→ Aim
Render the rows between the one holding "cube-logo-icon — [173, 242, 197, 269]" and the one holding "watermark: 帝标软件 WWW.TIBA.VIP", inclusive, as a Markdown table with the columns Row and Line. Number the rows in Row, give each row's text in Line, and leave out blank lines.

---------- Records shown

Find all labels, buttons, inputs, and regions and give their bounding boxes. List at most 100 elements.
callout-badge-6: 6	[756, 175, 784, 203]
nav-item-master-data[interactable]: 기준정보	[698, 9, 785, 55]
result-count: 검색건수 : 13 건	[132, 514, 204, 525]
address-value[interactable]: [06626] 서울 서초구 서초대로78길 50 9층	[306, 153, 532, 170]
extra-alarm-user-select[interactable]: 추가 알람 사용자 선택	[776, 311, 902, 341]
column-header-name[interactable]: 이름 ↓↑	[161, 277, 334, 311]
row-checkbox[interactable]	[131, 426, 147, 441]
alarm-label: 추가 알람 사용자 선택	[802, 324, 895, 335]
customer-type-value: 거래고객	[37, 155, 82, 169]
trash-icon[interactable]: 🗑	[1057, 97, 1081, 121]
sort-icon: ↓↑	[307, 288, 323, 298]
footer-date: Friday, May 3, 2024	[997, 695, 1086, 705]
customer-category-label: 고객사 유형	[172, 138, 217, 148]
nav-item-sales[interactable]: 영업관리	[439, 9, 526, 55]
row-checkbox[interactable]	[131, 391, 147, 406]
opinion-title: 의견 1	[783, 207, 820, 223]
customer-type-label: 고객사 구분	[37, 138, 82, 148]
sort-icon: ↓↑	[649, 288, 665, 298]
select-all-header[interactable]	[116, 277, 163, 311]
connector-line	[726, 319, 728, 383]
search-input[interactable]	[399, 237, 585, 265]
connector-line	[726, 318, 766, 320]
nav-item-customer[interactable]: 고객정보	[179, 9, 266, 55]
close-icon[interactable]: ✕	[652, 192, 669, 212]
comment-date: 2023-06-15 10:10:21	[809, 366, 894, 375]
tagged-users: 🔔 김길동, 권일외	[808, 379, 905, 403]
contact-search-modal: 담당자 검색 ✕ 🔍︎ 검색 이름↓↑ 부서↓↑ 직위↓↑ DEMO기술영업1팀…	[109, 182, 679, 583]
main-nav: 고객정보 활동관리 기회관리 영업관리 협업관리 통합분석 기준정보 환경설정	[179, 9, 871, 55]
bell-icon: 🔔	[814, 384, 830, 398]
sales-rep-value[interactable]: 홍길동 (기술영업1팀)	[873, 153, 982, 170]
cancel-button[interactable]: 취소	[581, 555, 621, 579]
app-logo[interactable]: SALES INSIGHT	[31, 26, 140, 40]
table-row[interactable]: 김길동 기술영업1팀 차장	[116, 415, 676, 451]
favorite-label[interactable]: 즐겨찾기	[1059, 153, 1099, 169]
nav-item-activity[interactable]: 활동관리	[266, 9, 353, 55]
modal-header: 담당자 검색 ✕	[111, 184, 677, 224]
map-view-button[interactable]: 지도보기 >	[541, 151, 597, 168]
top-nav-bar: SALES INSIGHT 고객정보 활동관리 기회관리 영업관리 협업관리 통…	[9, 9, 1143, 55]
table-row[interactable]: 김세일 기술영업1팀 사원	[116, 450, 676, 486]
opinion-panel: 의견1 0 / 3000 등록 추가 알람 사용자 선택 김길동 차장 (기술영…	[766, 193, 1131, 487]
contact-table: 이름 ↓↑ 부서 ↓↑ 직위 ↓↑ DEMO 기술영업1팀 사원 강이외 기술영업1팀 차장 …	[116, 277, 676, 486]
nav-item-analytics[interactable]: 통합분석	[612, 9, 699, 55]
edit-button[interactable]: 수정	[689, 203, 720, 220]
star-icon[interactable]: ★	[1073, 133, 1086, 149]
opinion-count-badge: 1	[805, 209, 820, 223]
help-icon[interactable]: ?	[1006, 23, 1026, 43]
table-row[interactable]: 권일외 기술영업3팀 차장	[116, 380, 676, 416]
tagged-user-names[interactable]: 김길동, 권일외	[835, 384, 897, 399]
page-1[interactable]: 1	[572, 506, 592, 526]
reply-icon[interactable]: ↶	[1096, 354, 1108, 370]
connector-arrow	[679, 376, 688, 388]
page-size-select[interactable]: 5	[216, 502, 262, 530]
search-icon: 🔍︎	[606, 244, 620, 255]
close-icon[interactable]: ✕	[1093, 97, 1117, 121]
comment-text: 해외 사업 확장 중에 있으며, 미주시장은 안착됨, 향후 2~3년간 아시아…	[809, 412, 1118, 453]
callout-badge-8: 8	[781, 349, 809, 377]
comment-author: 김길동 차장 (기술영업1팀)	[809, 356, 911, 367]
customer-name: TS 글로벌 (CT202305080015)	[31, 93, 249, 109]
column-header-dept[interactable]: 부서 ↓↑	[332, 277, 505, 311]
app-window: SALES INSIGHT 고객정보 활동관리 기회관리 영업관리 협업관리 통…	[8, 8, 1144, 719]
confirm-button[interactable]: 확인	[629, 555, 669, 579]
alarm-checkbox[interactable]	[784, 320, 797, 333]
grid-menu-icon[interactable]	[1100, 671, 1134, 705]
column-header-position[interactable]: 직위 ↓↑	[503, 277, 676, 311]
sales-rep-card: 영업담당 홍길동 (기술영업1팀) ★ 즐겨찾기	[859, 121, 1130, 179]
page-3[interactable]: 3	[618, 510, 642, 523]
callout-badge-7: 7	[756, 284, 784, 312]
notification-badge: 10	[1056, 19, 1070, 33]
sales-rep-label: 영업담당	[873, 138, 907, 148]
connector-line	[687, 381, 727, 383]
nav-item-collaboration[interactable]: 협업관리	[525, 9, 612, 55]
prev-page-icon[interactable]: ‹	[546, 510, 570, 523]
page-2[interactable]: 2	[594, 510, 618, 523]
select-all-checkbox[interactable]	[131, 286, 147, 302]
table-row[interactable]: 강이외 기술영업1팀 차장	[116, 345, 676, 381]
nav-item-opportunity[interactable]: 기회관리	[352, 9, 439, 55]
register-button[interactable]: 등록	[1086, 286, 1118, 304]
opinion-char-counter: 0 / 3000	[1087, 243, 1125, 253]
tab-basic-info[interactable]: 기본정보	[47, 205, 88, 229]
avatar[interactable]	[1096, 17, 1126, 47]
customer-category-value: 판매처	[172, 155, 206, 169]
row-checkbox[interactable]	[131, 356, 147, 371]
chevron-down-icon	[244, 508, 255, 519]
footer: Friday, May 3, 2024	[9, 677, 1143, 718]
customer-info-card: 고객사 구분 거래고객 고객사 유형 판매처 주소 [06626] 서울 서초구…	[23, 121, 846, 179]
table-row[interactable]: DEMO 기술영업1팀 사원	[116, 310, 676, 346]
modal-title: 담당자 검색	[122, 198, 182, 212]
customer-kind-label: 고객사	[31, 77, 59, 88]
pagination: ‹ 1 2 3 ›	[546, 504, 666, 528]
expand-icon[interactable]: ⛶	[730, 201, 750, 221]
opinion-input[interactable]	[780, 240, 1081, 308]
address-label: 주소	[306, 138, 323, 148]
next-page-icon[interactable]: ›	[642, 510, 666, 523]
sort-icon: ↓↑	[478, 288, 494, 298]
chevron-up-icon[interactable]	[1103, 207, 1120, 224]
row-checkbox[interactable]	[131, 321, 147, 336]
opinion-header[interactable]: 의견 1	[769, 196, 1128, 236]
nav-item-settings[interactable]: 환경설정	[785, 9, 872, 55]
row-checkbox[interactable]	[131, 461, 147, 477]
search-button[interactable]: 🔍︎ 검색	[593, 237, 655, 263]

--------------------
---------- Records shown

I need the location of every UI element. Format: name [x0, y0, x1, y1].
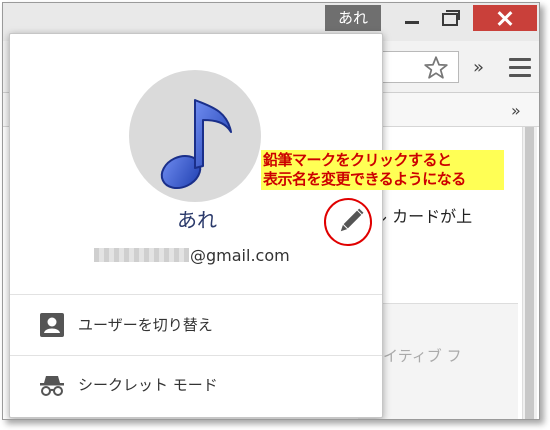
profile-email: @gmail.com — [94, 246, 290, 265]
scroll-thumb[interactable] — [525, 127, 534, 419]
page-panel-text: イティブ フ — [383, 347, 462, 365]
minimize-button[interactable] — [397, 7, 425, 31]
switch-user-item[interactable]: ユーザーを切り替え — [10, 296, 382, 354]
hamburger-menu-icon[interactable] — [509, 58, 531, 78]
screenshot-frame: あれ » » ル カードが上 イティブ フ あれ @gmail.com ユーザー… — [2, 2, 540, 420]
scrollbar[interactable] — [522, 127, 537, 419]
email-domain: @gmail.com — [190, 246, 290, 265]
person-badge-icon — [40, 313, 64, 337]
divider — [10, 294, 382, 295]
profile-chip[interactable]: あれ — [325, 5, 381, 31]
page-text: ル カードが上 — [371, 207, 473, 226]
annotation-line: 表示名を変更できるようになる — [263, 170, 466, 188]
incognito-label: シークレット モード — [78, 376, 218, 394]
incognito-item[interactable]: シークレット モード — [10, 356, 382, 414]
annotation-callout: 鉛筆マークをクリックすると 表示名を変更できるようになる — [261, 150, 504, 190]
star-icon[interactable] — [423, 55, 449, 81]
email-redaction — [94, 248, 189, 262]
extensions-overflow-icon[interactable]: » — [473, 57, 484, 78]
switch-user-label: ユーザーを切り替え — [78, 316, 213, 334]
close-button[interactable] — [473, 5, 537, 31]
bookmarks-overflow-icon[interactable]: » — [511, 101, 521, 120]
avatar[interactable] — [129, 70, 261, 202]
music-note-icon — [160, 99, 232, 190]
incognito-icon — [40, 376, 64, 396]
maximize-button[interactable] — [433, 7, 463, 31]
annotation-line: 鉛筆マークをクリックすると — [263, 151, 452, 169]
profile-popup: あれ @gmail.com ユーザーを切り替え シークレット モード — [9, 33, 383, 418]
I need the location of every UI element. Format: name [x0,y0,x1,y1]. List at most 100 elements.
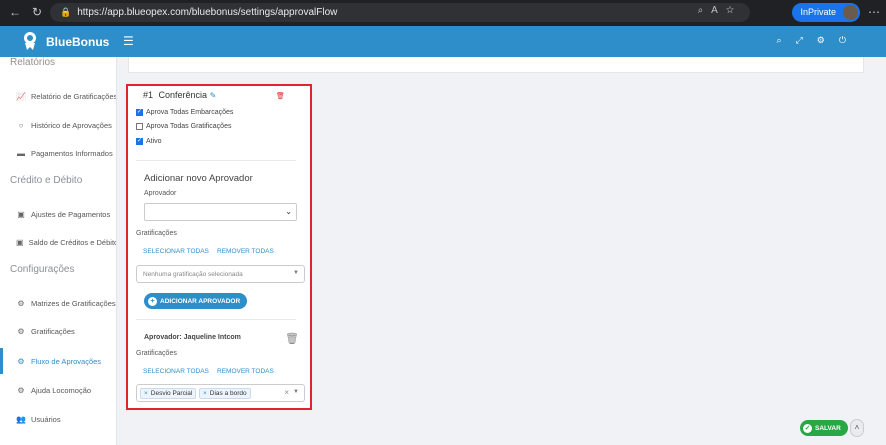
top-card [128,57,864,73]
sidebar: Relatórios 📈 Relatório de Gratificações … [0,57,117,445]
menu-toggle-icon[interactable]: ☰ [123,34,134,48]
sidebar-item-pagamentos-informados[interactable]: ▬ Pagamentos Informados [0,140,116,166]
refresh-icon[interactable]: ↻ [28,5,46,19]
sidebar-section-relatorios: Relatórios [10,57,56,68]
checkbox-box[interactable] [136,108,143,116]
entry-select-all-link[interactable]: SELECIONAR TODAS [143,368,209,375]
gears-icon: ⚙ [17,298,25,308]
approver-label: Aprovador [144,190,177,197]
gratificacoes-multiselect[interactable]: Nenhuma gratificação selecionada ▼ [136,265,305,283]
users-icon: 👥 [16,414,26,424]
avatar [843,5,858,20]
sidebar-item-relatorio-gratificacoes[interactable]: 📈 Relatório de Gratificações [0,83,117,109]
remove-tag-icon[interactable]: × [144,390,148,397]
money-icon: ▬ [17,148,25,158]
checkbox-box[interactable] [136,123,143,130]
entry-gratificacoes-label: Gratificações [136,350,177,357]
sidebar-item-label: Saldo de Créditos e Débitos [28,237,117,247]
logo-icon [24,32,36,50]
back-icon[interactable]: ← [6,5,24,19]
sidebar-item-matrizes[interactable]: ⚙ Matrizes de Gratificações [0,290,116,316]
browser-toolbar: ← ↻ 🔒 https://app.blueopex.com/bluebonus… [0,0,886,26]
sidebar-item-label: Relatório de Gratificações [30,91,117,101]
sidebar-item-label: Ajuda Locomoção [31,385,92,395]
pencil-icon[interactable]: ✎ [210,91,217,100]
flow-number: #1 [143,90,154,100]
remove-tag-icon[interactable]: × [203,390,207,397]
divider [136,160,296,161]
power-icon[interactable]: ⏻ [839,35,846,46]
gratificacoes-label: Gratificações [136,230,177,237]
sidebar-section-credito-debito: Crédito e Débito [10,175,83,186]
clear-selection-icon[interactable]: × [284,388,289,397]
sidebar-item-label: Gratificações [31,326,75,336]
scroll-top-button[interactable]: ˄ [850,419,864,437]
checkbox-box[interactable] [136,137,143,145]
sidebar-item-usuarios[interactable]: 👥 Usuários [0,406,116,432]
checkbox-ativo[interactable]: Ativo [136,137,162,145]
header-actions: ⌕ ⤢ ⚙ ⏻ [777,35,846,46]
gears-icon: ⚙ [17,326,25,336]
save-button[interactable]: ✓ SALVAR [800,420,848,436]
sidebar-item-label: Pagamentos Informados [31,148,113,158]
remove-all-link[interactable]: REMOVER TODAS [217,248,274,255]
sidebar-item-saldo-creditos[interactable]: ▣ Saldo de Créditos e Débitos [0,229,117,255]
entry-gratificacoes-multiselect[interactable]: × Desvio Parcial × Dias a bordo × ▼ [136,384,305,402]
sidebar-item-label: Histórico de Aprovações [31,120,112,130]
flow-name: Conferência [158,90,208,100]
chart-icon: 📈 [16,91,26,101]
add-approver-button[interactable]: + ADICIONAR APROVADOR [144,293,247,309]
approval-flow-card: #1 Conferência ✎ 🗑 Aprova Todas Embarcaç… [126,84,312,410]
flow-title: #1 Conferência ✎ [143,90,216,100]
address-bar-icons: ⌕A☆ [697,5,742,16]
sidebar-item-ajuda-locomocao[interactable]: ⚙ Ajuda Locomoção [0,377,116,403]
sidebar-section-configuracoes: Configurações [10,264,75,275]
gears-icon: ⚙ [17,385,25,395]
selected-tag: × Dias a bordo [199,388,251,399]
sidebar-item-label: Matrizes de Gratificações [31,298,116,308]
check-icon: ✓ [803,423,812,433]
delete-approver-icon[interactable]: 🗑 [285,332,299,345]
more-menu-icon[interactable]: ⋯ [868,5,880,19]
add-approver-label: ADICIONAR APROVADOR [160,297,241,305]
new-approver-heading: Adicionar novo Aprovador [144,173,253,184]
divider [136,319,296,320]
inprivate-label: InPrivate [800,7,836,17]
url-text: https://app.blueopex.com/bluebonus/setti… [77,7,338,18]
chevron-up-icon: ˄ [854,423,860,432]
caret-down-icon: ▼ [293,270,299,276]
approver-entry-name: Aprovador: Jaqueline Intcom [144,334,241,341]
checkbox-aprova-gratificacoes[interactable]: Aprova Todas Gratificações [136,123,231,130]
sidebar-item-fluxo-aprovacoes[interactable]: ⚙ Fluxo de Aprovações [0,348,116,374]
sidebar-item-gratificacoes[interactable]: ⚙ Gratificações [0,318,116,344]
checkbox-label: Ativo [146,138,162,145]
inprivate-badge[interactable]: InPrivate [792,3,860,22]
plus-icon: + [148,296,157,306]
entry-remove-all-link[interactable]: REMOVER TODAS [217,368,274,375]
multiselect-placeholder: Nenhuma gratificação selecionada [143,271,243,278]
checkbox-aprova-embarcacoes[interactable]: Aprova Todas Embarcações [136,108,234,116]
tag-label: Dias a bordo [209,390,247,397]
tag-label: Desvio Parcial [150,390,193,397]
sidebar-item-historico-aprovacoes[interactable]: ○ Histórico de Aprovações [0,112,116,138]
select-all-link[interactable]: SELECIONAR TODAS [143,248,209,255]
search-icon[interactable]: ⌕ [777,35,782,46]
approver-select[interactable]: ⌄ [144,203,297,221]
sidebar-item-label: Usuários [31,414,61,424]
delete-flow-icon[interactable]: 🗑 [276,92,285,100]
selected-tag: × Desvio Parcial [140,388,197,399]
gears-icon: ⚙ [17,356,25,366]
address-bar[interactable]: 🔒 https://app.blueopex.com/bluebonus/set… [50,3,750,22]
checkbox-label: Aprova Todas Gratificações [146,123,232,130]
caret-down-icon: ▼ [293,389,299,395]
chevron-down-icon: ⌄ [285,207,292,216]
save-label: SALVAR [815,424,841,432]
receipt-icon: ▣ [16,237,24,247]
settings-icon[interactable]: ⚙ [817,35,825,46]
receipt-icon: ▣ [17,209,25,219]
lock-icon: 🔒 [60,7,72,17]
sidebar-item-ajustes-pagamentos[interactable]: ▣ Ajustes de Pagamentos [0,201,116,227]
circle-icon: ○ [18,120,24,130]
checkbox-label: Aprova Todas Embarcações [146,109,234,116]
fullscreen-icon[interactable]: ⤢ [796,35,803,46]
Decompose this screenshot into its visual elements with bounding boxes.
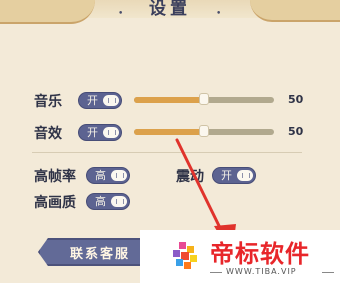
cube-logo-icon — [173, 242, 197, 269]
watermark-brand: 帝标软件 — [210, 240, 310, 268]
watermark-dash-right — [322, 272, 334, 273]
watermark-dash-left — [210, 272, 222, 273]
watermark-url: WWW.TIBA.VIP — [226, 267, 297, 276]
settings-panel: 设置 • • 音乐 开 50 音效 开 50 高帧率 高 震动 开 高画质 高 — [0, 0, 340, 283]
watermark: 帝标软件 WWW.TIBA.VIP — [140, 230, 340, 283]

--------------------
---------- Records shown

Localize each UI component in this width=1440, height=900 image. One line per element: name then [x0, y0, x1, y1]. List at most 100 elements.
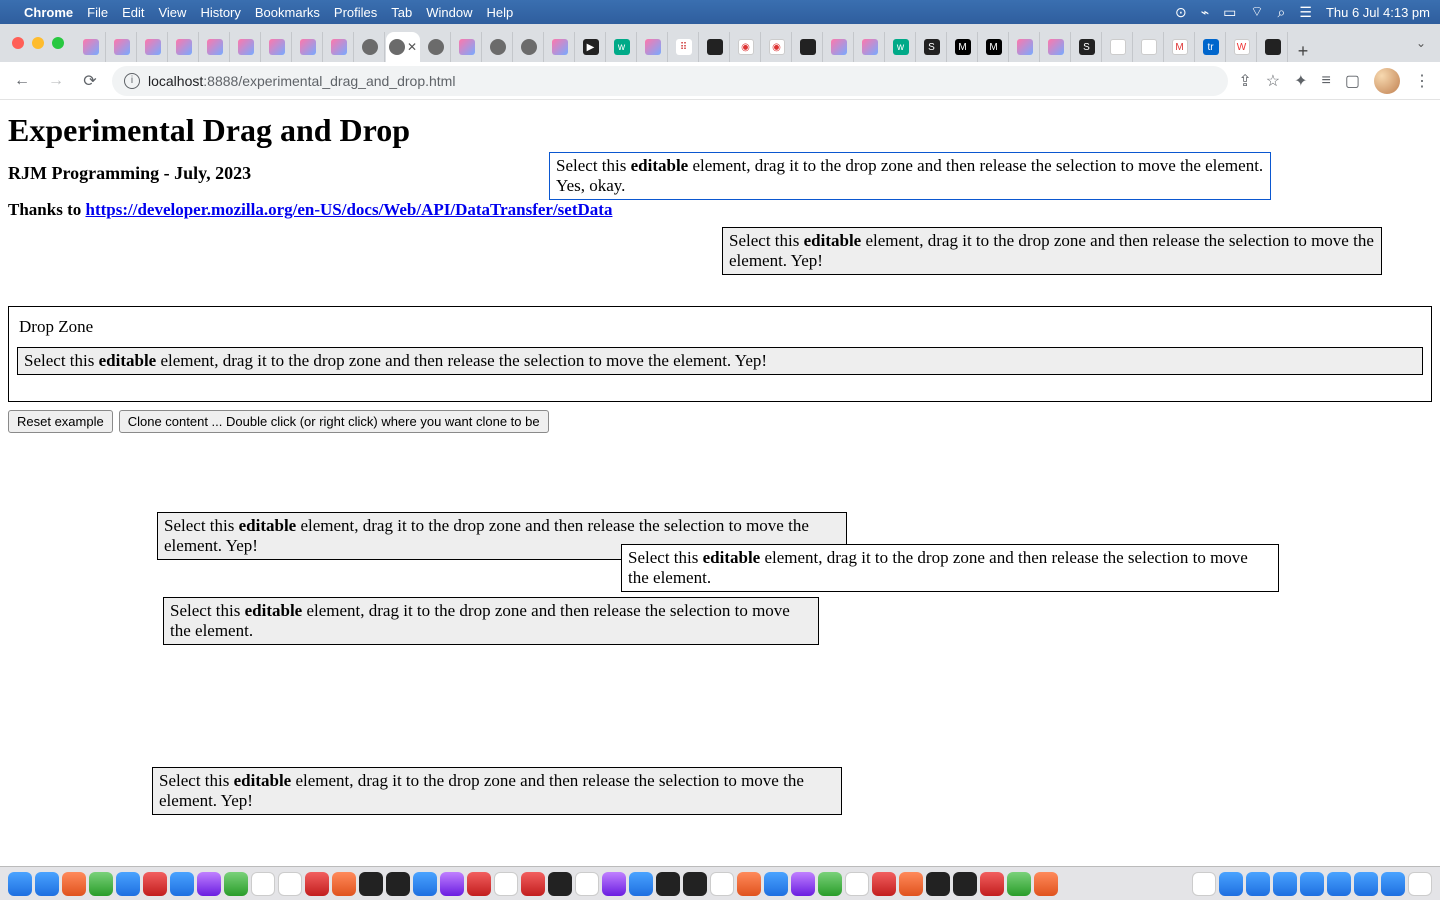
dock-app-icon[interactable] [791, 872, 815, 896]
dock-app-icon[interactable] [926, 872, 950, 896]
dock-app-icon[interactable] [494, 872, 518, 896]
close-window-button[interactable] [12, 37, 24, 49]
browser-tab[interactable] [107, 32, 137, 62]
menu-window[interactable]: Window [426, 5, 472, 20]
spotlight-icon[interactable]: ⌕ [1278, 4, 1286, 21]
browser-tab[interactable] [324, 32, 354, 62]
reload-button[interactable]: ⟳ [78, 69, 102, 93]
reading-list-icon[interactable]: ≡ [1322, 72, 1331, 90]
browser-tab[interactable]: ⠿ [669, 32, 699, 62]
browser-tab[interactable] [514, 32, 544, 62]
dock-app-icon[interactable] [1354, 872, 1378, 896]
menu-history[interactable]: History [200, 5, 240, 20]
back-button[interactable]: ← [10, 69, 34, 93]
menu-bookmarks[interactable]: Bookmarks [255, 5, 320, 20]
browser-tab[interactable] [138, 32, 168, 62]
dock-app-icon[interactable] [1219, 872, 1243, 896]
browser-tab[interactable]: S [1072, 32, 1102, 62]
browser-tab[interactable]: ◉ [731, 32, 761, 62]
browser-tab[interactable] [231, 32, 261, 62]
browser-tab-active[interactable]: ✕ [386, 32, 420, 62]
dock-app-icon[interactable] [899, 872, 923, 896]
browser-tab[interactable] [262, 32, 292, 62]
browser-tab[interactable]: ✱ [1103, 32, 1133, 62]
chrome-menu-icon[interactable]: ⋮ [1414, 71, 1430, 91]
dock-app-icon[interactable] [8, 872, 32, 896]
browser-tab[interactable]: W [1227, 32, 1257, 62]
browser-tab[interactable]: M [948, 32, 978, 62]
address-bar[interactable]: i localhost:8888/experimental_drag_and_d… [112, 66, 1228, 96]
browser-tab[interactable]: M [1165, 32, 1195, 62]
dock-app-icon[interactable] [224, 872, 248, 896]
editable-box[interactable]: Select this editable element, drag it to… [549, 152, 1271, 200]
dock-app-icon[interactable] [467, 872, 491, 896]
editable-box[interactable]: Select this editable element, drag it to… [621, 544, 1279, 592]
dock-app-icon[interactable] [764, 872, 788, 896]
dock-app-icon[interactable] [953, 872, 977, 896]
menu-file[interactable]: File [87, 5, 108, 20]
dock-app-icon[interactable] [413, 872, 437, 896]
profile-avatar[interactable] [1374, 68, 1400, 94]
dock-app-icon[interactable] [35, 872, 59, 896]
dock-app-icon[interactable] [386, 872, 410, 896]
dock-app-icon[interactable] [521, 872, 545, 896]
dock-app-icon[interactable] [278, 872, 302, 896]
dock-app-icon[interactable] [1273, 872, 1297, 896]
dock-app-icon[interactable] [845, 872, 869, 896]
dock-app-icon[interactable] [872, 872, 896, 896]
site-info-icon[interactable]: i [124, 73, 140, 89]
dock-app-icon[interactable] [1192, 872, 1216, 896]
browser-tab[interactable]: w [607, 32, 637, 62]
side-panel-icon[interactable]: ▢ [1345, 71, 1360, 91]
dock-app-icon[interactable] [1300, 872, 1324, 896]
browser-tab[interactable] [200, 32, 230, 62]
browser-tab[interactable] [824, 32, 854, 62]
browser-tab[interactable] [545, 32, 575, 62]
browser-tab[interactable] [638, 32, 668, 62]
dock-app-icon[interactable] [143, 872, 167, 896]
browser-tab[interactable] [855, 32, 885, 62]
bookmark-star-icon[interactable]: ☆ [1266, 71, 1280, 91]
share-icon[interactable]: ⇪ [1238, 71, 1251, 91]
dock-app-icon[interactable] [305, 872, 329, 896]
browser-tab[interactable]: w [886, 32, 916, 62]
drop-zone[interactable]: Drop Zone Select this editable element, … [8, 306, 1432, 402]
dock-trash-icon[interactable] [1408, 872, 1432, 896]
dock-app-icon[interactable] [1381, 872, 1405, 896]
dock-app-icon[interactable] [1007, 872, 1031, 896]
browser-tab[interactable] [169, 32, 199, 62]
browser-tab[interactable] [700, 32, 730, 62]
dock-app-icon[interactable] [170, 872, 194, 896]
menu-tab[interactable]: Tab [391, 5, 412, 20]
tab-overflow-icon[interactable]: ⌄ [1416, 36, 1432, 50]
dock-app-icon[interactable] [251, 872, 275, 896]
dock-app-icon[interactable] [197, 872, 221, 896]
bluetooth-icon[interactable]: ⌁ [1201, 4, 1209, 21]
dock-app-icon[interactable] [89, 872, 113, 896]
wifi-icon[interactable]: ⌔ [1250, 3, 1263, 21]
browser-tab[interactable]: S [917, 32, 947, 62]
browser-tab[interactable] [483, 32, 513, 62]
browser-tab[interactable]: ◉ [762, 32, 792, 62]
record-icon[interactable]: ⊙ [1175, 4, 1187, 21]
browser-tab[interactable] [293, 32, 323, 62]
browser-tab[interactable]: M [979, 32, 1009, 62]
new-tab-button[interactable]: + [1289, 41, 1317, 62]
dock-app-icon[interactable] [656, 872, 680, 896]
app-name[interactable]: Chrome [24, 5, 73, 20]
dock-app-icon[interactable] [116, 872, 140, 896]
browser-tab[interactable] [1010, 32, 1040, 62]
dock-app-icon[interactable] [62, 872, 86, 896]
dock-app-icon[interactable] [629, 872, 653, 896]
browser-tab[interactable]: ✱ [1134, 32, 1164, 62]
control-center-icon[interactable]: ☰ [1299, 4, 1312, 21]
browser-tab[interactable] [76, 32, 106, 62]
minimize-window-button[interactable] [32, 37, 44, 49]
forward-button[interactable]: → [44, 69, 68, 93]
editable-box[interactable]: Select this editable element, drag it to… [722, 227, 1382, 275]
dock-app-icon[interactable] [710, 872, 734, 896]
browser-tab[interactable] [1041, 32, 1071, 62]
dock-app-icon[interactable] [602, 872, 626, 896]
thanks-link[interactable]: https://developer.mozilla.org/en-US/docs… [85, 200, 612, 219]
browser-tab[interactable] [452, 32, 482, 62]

--------------------

→ Answer to this problem
| Row | Line |
|---|---|
| 1 | cube-logo-icon — [173, 242, 197, 269] |
| 2 | watermark-brand: 帝标软件 — [210, 240, 310, 268] |
| 3 | watermark-dash-right — [322, 272, 334, 273] |
| 4 | watermark-dash-left — [210, 272, 222, 273] |
| 5 | watermark-url: WWW.TIBA.VIP — [226, 267, 297, 276] |
| 6 | settings-panel: 设置 • • 音乐 开 50 音效 开 50 高帧率 高 震动 开 高画质 高 — [0, 0, 340, 283] |
| 7 | watermark: 帝标软件 WWW.TIBA.VIP — [140, 230, 340, 283] |